Transcribe the records that follow in their entirety, omitting any pictures.

___ DATA FOR THE TASK ___

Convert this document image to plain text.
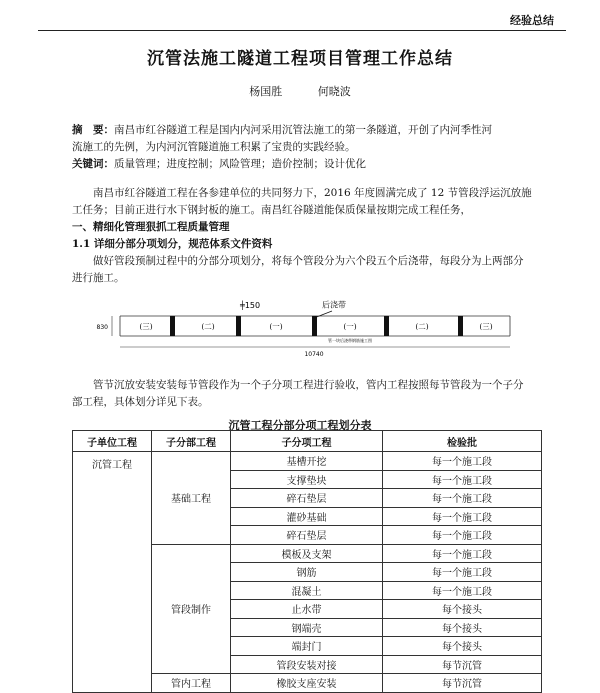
经验总结
沉管法施工隧道工程项目管理工作总结
杨国胜	何晓波
摘　要：南昌市红谷隧道工程是国内内河采用沉管法施工的第一条隧道，开创了内河季性河
流施工的先例，为内河沉管隧道施工积累了宝贵的实践经验。
关键词：质量管理；进度控制；风险管理；造价控制；设计优化
南昌市红谷隧道工程在各参建单位的共同努力下，2016 年度圆满完成了 12 节管段浮运沉放施
工任务；目前正进行水下钢封板的施工。南昌红谷隧道能保质保量按期完成工程任务，
一、精细化管理狠抓工程质量管理
1.1 详细分部分项划分，规范体系文件资料
做好管段预制过程中的分部分项划分，将每个管段分为六个段五个后浇带，每段分为上两部分
进行施工。
830
╪150	后浇带
(三)	(二)	(一)	(一)	(二)	(三)
管一块后浇带钢筋施工图
10740
管节沉放安装安装每节管段作为一个子分项工程进行验收，管内工程按照每节管段为一个子分
部工程，具体划分详见下表。
沉管工程分部分项工程划分表
子单位工程	子分部工程	子分项工程	检验批
沉管工程	基础工程	基槽开挖	每一个施工段
		支撑垫块	每一个施工段
		碎石垫层	每一个施工段
		灌砂基础	每一个施工段
		碎石垫层	每一个施工段
	管段制作	模板及支架	每一个施工段
		钢筋	每一个施工段
		混凝土	每一个施工段
		止水带	每个接头
		钢端壳	每个接头
		端封门	每个接头
		管段安装对接	每节沉管
	管内工程	橡胶支座安装	每节沉管
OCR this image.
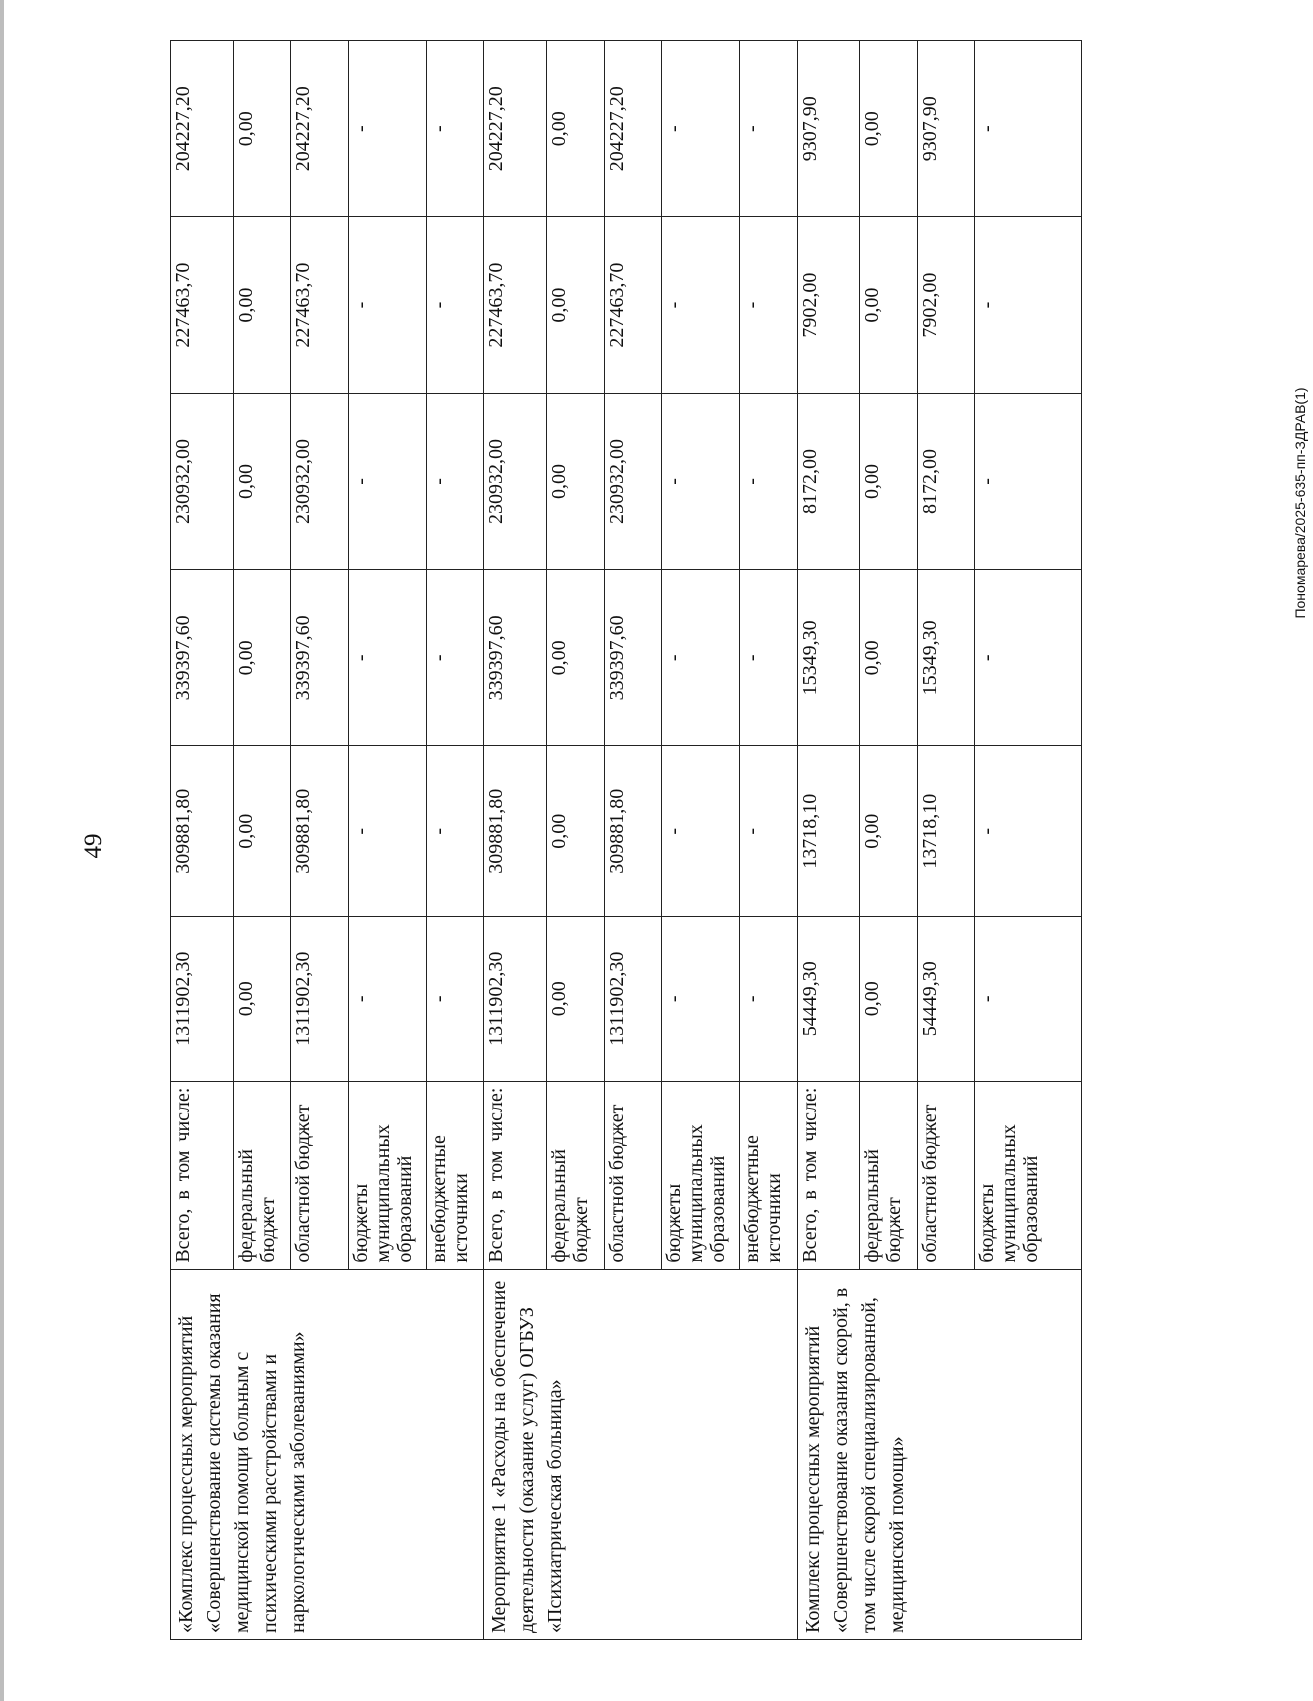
49
Пономарева/2025-635-пп-ЗДРАВ(1)
«Комплекс процессных мероприятий «Совершенствование системы оказания медицинской помощи больным с психическими расстройствами и наркологическими заболеваниями»	Всего, в том числе:	1311902,30	309881,80	339397,60	230932,00	227463,70	204227,20
	федеральный бюджет	0,00	0,00	0,00	0,00	0,00	0,00
	областной бюджет	1311902,30	309881,80	339397,60	230932,00	227463,70	204227,20
	бюджеты муниципальных образований	-	-	-	-	-	-
	внебюджетные источники	-	-	-	-	-	-

Мероприятие 1 «Расходы на обеспечение деятельности (оказание услуг) ОГБУЗ «Психиатрическая больница»	Всего, в том числе:	1311902,30	309881,80	339397,60	230932,00	227463,70	204227,20
	федеральный бюджет	0,00	0,00	0,00	0,00	0,00	0,00
	областной бюджет	1311902,30	309881,80	339397,60	230932,00	227463,70	204227,20
	бюджеты муниципальных образований	-	-	-	-	-	-
	внебюджетные источники	-	-	-	-	-	-

Комплекс процессных мероприятий «Совершенствование оказания скорой, в том числе скорой специализированной, медицинской помощи»	Всего, в том числе:	54449,30	13718,10	15349,30	8172,00	7902,00	9307,90
	федеральный бюджет	0,00	0,00	0,00	0,00	0,00	0,00
	областной бюджет	54449,30	13718,10	15349,30	8172,00	7902,00	9307,90
	бюджеты муниципальных образований	-	-	-	-	-	-
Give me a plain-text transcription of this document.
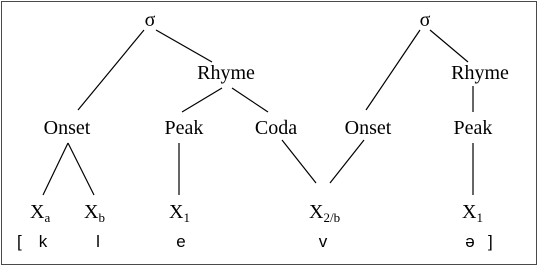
σ	σ
Rhyme	Rhyme
Onset	Peak	Coda Onset	Peak
$X_a$ $X_b$	$X_1$	$X_{2/b}$	$X_1$
[ k	l	e	v	ə ]
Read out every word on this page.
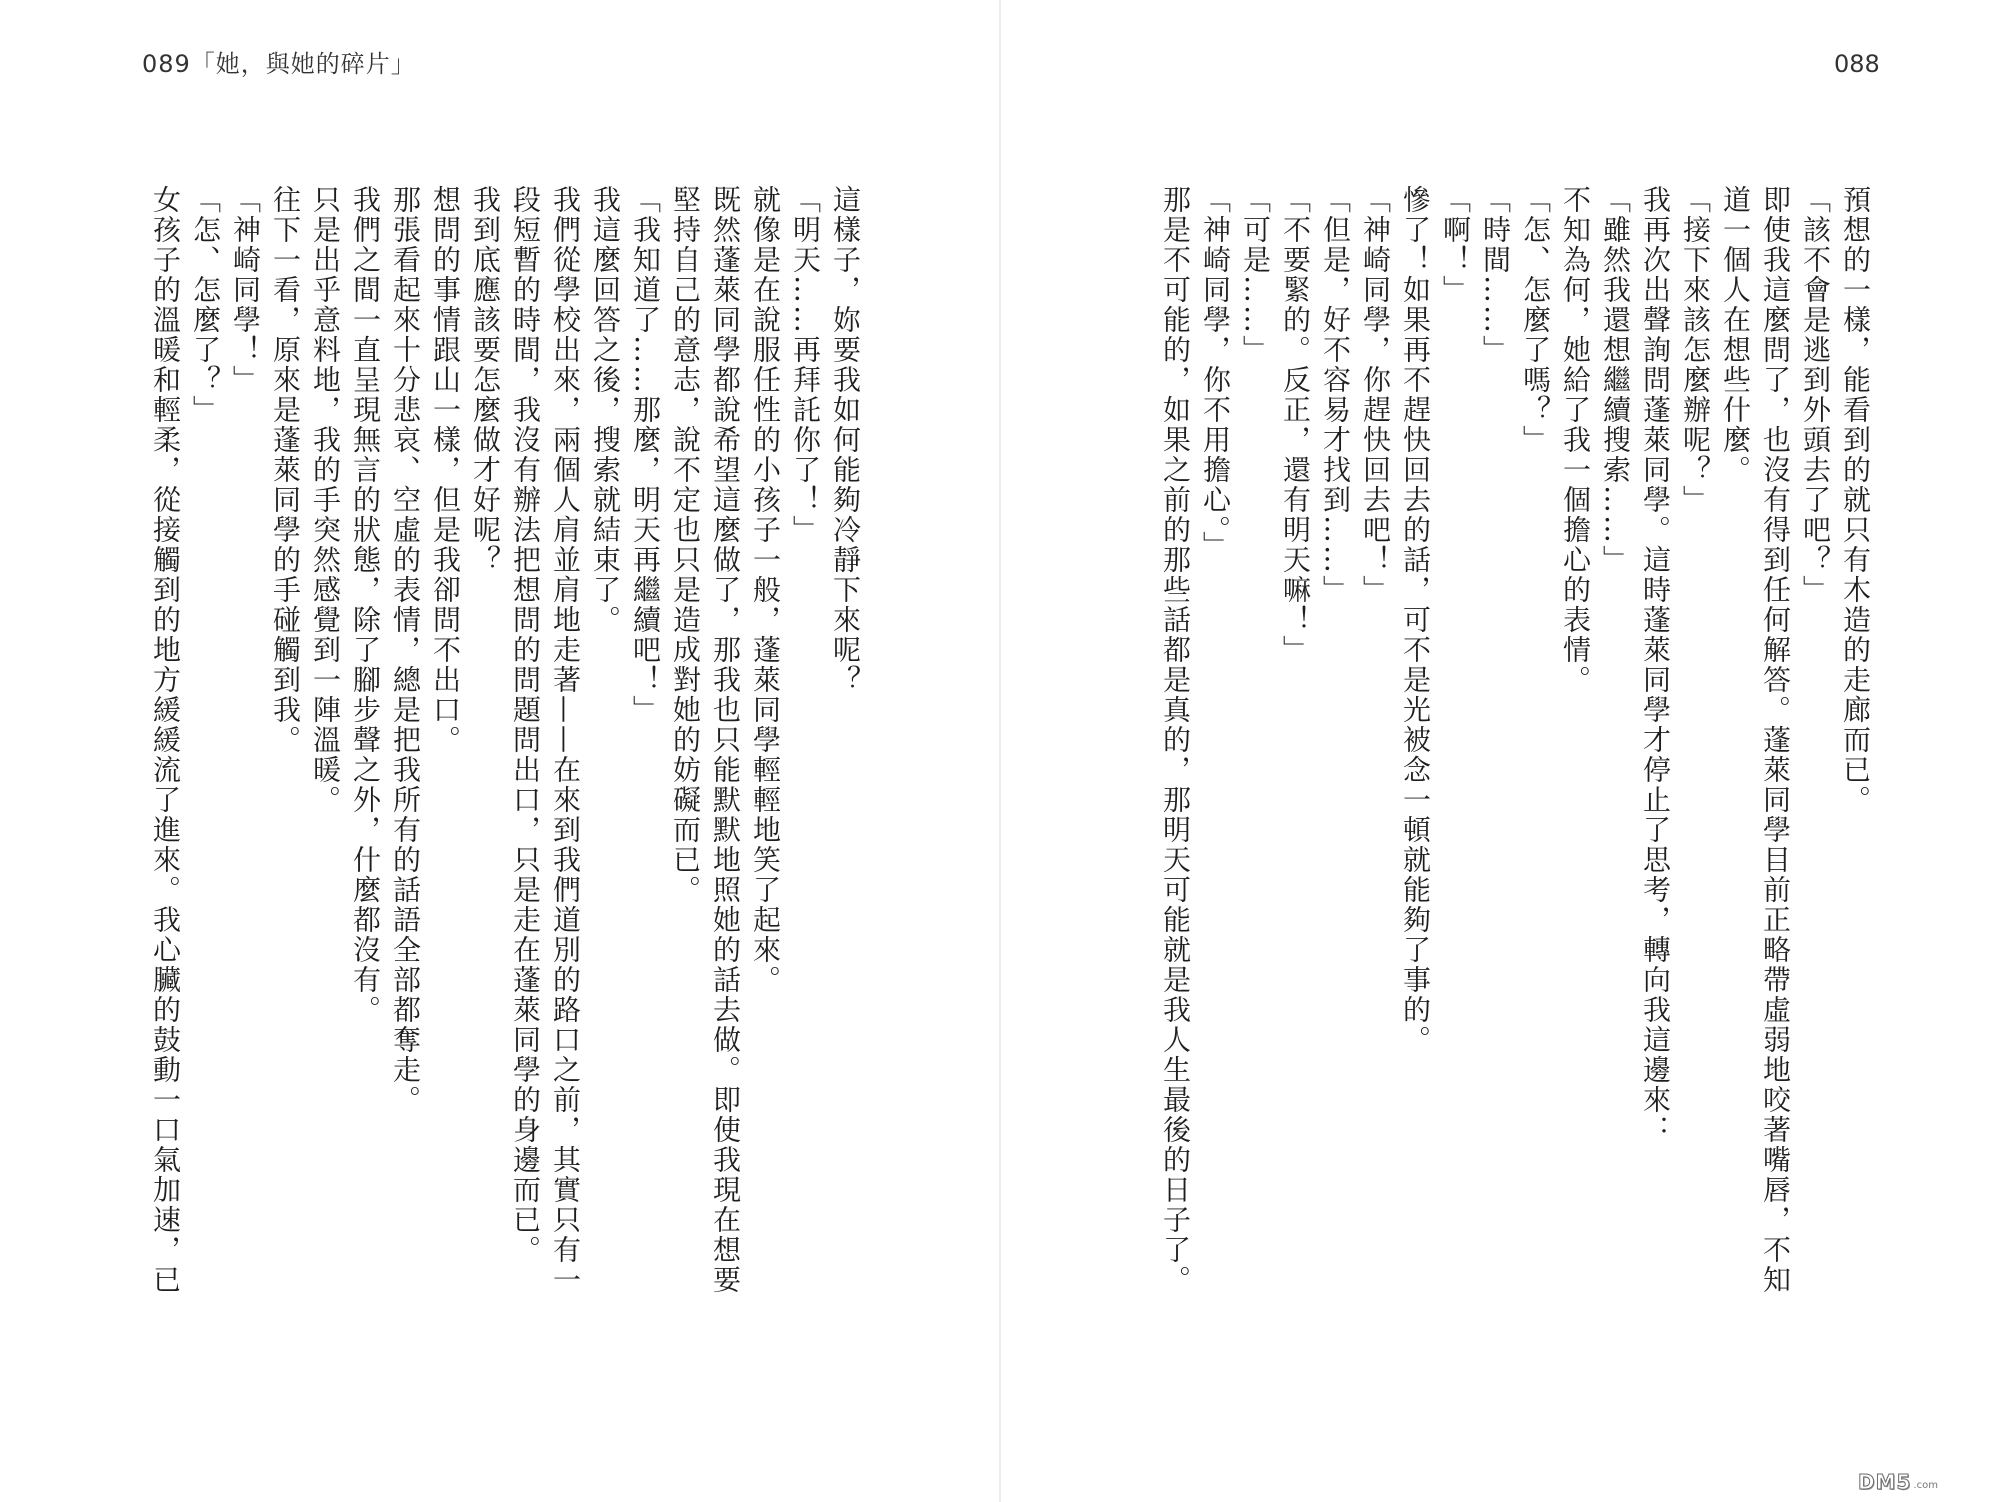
089「她，與她的碎片」	088
預想的一樣，能看到的就只有木造的走廊而已。
「該不會是逃到外頭去了吧？」
即使我這麼問了，也沒有得到任何解答。蓬萊同學目前正略帶虛弱地咬著嘴唇，不知
道一個人在想些什麼。
「接下來該怎麼辦呢？」
我再次出聲詢問蓬萊同學。這時蓬萊同學才停止了思考，轉向我這邊來：
「雖然我還想繼續搜索……」
不知為何，她給了我一個擔心的表情。
「怎、怎麼了嗎？」
「時間……」
「啊！」
慘了！如果再不趕快回去的話，可不是光被念一頓就能夠了事的。
「神崎同學，你趕快回去吧！」
「但是，好不容易才找到……」
「不要緊的。反正，還有明天嘛！」
「可是……」
「神崎同學，你不用擔心。」
那是不可能的，如果之前的那些話都是真的，那明天可能就是我人生最後的日子了。
這樣子，妳要我如何能夠冷靜下來呢？
「明天……再拜託你了！」
就像是在說服任性的小孩子一般，蓬萊同學輕輕地笑了起來。
既然蓬萊同學都說希望這麼做了，那我也只能默默地照她的話去做。即使我現在想要
堅持自己的意志，說不定也只是造成對她的妨礙而已。
「我知道了……那麼，明天再繼續吧！」
我這麼回答之後，搜索就結束了。
我們從學校出來，兩個人肩並肩地走著——在來到我們道別的路口之前，其實只有一
段短暫的時間，我沒有辦法把想問的問題問出口，只是走在蓬萊同學的身邊而已。
我到底應該要怎麼做才好呢？
想問的事情跟山一樣，但是我卻問不出口。
那張看起來十分悲哀、空虛的表情，總是把我所有的話語全部都奪走。
我們之間一直呈現無言的狀態，除了腳步聲之外，什麼都沒有。
只是出乎意料地，我的手突然感覺到一陣溫暖。
往下一看，原來是蓬萊同學的手碰觸到我。
「神崎同學！」
「怎、怎麼了？」
女孩子的溫暖和輕柔，從接觸到的地方緩緩流了進來。我心臟的鼓動一口氣加速，已
DM5 .com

___

● **EXERCISE ANSWER**:
Convert this document image to plain text.
经验总结
沉管法施工隧道工程项目管理工作总结
杨国胜	何晓波
摘　要：南昌市红谷隧道工程是国内内河采用沉管法施工的第一条隧道，开创了内河季性河
流施工的先例，为内河沉管隧道施工积累了宝贵的实践经验。
关键词：质量管理；进度控制；风险管理；造价控制；设计优化
南昌市红谷隧道工程在各参建单位的共同努力下，2016 年度圆满完成了 12 节管段浮运沉放施
工任务；目前正进行水下钢封板的施工。南昌红谷隧道能保质保量按期完成工程任务，
一、精细化管理狠抓工程质量管理
1.1 详细分部分项划分，规范体系文件资料
做好管段预制过程中的分部分项划分，将每个管段分为六个段五个后浇带，每段分为上两部分
进行施工。
830
╪150	后浇带
(三)	(二)	(一)	(一)	(二)	(三)
管一块后浇带钢筋施工图
10740
管节沉放安装安装每节管段作为一个子分项工程进行验收，管内工程按照每节管段为一个子分
部工程，具体划分详见下表。
沉管工程分部分项工程划分表
子单位工程	子分部工程	子分项工程	检验批
沉管工程	基础工程	基槽开挖	每一个施工段
		支撑垫块	每一个施工段
		碎石垫层	每一个施工段
		灌砂基础	每一个施工段
		碎石垫层	每一个施工段
	管段制作	模板及支架	每一个施工段
		钢筋	每一个施工段
		混凝土	每一个施工段
		止水带	每个接头
		钢端壳	每个接头
		端封门	每个接头
		管段安装对接	每节沉管
	管内工程	橡胶支座安装	每节沉管
OCR this image.
49
Пономарева/2025-635-пп-ЗДРАВ(1)
«Комплекс процессных мероприятий «Совершенствование системы оказания медицинской помощи больным с психическими расстройствами и наркологическими заболеваниями»	Всего, в том числе:	1311902,30	309881,80	339397,60	230932,00	227463,70	204227,20
	федеральный бюджет	0,00	0,00	0,00	0,00	0,00	0,00
	областной бюджет	1311902,30	309881,80	339397,60	230932,00	227463,70	204227,20
	бюджеты муниципальных образований	-	-	-	-	-	-
	внебюджетные источники	-	-	-	-	-	-

Мероприятие 1 «Расходы на обеспечение деятельности (оказание услуг) ОГБУЗ «Психиатрическая больница»	Всего, в том числе:	1311902,30	309881,80	339397,60	230932,00	227463,70	204227,20
	федеральный бюджет	0,00	0,00	0,00	0,00	0,00	0,00
	областной бюджет	1311902,30	309881,80	339397,60	230932,00	227463,70	204227,20
	бюджеты муниципальных образований	-	-	-	-	-	-
	внебюджетные источники	-	-	-	-	-	-

Комплекс процессных мероприятий «Совершенствование оказания скорой, в том числе скорой специализированной, медицинской помощи»	Всего, в том числе:	54449,30	13718,10	15349,30	8172,00	7902,00	9307,90
	федеральный бюджет	0,00	0,00	0,00	0,00	0,00	0,00
	областной бюджет	54449,30	13718,10	15349,30	8172,00	7902,00	9307,90
	бюджеты муниципальных образований	-	-	-	-	-	-
Give me a plain-text transcription of this document.
σ	σ
Rhyme	Rhyme
Onset	Peak	Coda Onset	Peak
$X_a$ $X_b$	$X_1$	$X_{2/b}$	$X_1$
[ k	l	e	v	ə ]
Read out every word on this page.
089「她，與她的碎片」	088
預想的一樣，能看到的就只有木造的走廊而已。
「該不會是逃到外頭去了吧？」
即使我這麼問了，也沒有得到任何解答。蓬萊同學目前正略帶虛弱地咬著嘴唇，不知
道一個人在想些什麼。
「接下來該怎麼辦呢？」
我再次出聲詢問蓬萊同學。這時蓬萊同學才停止了思考，轉向我這邊來：
「雖然我還想繼續搜索……」
不知為何，她給了我一個擔心的表情。
「怎、怎麼了嗎？」
「時間……」
「啊！」
慘了！如果再不趕快回去的話，可不是光被念一頓就能夠了事的。
「神崎同學，你趕快回去吧！」
「但是，好不容易才找到……」
「不要緊的。反正，還有明天嘛！」
「可是……」
「神崎同學，你不用擔心。」
那是不可能的，如果之前的那些話都是真的，那明天可能就是我人生最後的日子了。
這樣子，妳要我如何能夠冷靜下來呢？
「明天……再拜託你了！」
就像是在說服任性的小孩子一般，蓬萊同學輕輕地笑了起來。
既然蓬萊同學都說希望這麼做了，那我也只能默默地照她的話去做。即使我現在想要
堅持自己的意志，說不定也只是造成對她的妨礙而已。
「我知道了……那麼，明天再繼續吧！」
我這麼回答之後，搜索就結束了。
我們從學校出來，兩個人肩並肩地走著——在來到我們道別的路口之前，其實只有一
段短暫的時間，我沒有辦法把想問的問題問出口，只是走在蓬萊同學的身邊而已。
我到底應該要怎麼做才好呢？
想問的事情跟山一樣，但是我卻問不出口。
那張看起來十分悲哀、空虛的表情，總是把我所有的話語全部都奪走。
我們之間一直呈現無言的狀態，除了腳步聲之外，什麼都沒有。
只是出乎意料地，我的手突然感覺到一陣溫暖。
往下一看，原來是蓬萊同學的手碰觸到我。
「神崎同學！」
「怎、怎麼了？」
女孩子的溫暖和輕柔，從接觸到的地方緩緩流了進來。我心臟的鼓動一口氣加速，已
DM5 .com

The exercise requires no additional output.